▸ **AIM OF THE TASK**
In the entries below, find the lines with the word "question" and copy them.

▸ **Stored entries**
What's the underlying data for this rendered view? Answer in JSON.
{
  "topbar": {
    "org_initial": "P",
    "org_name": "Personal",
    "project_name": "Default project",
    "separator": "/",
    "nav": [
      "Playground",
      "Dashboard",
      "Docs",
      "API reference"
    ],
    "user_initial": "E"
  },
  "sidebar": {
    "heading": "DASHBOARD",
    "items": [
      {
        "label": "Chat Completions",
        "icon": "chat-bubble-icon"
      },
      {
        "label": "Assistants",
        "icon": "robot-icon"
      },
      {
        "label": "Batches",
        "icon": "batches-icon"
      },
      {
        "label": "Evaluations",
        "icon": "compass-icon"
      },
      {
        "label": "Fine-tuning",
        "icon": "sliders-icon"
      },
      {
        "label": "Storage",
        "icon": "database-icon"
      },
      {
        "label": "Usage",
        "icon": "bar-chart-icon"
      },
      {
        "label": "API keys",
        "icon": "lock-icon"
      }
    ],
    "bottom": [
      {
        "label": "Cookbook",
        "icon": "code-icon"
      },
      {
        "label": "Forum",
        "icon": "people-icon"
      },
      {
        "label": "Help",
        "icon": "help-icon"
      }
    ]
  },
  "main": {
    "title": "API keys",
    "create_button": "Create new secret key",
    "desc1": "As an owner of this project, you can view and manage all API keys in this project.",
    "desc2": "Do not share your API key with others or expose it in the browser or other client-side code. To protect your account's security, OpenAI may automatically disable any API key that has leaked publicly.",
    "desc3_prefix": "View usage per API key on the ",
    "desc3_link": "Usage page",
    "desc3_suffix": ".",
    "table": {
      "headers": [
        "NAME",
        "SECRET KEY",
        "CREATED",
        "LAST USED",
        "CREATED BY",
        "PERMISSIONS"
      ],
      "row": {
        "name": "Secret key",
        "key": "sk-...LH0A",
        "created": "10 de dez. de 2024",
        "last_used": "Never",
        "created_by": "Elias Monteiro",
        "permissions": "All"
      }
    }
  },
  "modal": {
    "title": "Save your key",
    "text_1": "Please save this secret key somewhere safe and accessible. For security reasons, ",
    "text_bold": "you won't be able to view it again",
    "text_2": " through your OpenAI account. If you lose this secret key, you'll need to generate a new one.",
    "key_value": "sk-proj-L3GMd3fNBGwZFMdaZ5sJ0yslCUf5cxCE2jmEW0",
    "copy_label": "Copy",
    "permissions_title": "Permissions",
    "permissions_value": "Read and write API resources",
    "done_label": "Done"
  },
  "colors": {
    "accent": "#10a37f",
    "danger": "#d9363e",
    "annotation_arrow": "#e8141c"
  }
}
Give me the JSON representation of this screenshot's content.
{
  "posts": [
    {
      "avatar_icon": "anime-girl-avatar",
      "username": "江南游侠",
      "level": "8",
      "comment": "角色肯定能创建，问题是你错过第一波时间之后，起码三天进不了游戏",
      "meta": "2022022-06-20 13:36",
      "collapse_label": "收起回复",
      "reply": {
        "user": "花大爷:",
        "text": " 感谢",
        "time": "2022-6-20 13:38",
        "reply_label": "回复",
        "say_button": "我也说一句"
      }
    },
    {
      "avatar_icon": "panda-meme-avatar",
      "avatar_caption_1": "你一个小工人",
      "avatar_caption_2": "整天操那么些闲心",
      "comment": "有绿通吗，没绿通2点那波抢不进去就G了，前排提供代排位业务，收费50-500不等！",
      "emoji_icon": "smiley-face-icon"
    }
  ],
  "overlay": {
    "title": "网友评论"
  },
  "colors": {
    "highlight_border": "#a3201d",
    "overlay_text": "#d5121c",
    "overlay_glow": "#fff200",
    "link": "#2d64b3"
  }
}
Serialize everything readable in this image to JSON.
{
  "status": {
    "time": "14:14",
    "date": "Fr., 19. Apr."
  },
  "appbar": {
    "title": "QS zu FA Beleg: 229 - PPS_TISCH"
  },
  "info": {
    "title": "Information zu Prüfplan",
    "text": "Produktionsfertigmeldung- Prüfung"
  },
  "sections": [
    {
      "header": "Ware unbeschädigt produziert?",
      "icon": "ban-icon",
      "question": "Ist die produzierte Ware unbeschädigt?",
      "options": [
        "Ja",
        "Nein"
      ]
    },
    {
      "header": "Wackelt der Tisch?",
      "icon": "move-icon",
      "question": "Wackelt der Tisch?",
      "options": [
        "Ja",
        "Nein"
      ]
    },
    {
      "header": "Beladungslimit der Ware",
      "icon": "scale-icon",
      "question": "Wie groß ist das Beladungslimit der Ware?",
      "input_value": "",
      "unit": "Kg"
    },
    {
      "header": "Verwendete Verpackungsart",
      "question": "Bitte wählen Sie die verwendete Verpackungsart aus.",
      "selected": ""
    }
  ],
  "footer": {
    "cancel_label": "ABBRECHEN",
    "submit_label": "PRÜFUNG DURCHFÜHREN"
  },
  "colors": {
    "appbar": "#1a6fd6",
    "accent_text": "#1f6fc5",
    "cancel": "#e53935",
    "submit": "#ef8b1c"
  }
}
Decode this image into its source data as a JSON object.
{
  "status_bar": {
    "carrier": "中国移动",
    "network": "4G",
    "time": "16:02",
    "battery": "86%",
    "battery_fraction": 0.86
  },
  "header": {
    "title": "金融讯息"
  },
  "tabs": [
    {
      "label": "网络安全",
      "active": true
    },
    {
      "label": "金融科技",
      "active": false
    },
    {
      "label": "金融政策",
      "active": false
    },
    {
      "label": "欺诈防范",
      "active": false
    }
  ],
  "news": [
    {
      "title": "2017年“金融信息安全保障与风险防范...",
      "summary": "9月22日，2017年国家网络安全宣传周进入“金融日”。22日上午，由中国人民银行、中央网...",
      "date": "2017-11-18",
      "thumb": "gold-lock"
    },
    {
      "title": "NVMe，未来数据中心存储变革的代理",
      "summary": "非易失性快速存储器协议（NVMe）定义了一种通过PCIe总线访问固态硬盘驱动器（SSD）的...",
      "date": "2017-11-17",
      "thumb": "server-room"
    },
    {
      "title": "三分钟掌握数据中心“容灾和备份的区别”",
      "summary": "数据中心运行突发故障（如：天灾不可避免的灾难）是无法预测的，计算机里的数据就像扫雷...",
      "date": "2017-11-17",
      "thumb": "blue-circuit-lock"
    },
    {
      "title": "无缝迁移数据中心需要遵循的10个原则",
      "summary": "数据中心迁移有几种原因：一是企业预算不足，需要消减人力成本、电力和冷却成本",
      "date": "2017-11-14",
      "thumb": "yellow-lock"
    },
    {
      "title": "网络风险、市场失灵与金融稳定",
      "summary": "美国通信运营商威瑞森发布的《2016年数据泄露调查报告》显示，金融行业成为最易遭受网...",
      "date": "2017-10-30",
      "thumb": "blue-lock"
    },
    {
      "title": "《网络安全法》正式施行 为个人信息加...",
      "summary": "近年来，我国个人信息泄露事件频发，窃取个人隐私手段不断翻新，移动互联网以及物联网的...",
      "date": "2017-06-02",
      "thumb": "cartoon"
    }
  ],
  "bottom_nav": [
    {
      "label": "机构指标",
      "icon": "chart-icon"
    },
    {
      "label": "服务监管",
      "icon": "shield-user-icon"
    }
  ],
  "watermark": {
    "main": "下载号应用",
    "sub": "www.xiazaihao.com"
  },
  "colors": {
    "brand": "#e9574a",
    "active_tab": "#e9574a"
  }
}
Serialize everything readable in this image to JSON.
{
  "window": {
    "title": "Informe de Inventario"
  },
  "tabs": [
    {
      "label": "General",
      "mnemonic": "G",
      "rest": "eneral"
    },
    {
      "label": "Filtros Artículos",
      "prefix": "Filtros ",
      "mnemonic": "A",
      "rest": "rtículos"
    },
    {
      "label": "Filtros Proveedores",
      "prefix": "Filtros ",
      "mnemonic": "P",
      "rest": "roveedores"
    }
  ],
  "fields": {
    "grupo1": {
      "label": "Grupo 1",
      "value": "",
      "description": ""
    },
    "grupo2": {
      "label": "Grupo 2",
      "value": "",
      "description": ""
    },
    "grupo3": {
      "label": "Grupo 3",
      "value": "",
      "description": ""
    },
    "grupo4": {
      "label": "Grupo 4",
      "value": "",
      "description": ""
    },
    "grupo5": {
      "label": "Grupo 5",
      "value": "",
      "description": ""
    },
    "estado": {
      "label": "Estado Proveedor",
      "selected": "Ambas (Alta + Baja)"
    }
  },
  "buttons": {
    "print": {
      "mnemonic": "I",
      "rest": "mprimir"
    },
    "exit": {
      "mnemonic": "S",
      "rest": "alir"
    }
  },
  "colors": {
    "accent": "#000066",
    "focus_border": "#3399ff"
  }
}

▸ **ANSWER TO THE EXERCISE**
      "question": "Ist die produzierte Ware unbeschädigt?",
      "question": "Wackelt der Tisch?",
      "question": "Wie groß ist das Beladungslimit der Ware?",
      "question": "Bitte wählen Sie die verwendete Verpackungsart aus.",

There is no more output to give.